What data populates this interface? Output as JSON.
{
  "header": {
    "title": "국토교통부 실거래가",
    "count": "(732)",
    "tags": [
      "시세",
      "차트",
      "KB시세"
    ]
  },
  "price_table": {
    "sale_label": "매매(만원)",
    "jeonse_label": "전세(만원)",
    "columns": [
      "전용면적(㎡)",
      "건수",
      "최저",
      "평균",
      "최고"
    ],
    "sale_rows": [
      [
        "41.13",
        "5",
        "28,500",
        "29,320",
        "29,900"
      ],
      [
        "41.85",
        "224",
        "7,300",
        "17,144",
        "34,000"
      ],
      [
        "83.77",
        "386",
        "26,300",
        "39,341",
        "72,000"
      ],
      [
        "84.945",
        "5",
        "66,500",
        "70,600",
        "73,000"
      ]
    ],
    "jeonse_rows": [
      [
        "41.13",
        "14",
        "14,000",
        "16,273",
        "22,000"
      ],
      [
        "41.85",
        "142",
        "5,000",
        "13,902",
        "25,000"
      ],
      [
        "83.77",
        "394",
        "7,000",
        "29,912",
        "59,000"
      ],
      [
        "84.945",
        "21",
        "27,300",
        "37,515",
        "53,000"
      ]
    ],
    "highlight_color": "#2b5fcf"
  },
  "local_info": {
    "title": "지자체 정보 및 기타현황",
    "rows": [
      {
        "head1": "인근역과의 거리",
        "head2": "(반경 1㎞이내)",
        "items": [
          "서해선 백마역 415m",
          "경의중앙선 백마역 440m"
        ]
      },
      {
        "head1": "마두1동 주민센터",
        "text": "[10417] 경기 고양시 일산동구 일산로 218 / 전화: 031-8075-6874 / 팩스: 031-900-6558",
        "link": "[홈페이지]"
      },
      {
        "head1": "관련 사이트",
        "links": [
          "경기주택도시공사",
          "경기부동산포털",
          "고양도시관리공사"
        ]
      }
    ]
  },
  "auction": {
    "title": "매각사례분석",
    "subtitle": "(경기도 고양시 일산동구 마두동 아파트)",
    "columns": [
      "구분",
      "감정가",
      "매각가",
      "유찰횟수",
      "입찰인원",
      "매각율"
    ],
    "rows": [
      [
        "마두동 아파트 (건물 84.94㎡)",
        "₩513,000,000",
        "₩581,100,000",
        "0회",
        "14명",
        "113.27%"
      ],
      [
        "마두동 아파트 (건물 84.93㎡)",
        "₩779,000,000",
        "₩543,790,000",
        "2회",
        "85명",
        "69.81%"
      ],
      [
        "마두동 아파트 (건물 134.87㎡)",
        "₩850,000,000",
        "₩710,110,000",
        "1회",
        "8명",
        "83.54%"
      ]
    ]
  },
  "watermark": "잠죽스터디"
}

* The problem
All of the material above needs to be retyped word for word.

* Complete response
What data populates this interface? Output as JSON.
{
  "header": {
    "title": "국토교통부 실거래가",
    "count": "(732)",
    "tags": [
      "시세",
      "차트",
      "KB시세"
    ]
  },
  "price_table": {
    "sale_label": "매매(만원)",
    "jeonse_label": "전세(만원)",
    "columns": [
      "전용면적(㎡)",
      "건수",
      "최저",
      "평균",
      "최고"
    ],
    "sale_rows": [
      [
        "41.13",
        "5",
        "28,500",
        "29,320",
        "29,900"
      ],
      [
        "41.85",
        "224",
        "7,300",
        "17,144",
        "34,000"
      ],
      [
        "83.77",
        "386",
        "26,300",
        "39,341",
        "72,000"
      ],
      [
        "84.945",
        "5",
        "66,500",
        "70,600",
        "73,000"
      ]
    ],
    "jeonse_rows": [
      [
        "41.13",
        "14",
        "14,000",
        "16,273",
        "22,000"
      ],
      [
        "41.85",
        "142",
        "5,000",
        "13,902",
        "25,000"
      ],
      [
        "83.77",
        "394",
        "7,000",
        "29,912",
        "59,000"
      ],
      [
        "84.945",
        "21",
        "27,300",
        "37,515",
        "53,000"
      ]
    ],
    "highlight_color": "#2b5fcf"
  },
  "local_info": {
    "title": "지자체 정보 및 기타현황",
    "rows": [
      {
        "head1": "인근역과의 거리",
        "head2": "(반경 1㎞이내)",
        "items": [
          "서해선 백마역 415m",
          "경의중앙선 백마역 440m"
        ]
      },
      {
        "head1": "마두1동 주민센터",
        "text": "[10417] 경기 고양시 일산동구 일산로 218 / 전화: 031-8075-6874 / 팩스: 031-900-6558",
        "link": "[홈페이지]"
      },
      {
        "head1": "관련 사이트",
        "links": [
          "경기주택도시공사",
          "경기부동산포털",
          "고양도시관리공사"
        ]
      }
    ]
  },
  "auction": {
    "title": "매각사례분석",
    "subtitle": "(경기도 고양시 일산동구 마두동 아파트)",
    "columns": [
      "구분",
      "감정가",
      "매각가",
      "유찰횟수",
      "입찰인원",
      "매각율"
    ],
    "rows": [
      [
        "마두동 아파트 (건물 84.94㎡)",
        "₩513,000,000",
        "₩581,100,000",
        "0회",
        "14명",
        "113.27%"
      ],
      [
        "마두동 아파트 (건물 84.93㎡)",
        "₩779,000,000",
        "₩543,790,000",
        "2회",
        "85명",
        "69.81%"
      ],
      [
        "마두동 아파트 (건물 134.87㎡)",
        "₩850,000,000",
        "₩710,110,000",
        "1회",
        "8명",
        "83.54%"
      ]
    ]
  },
  "watermark": "잠죽스터디"
}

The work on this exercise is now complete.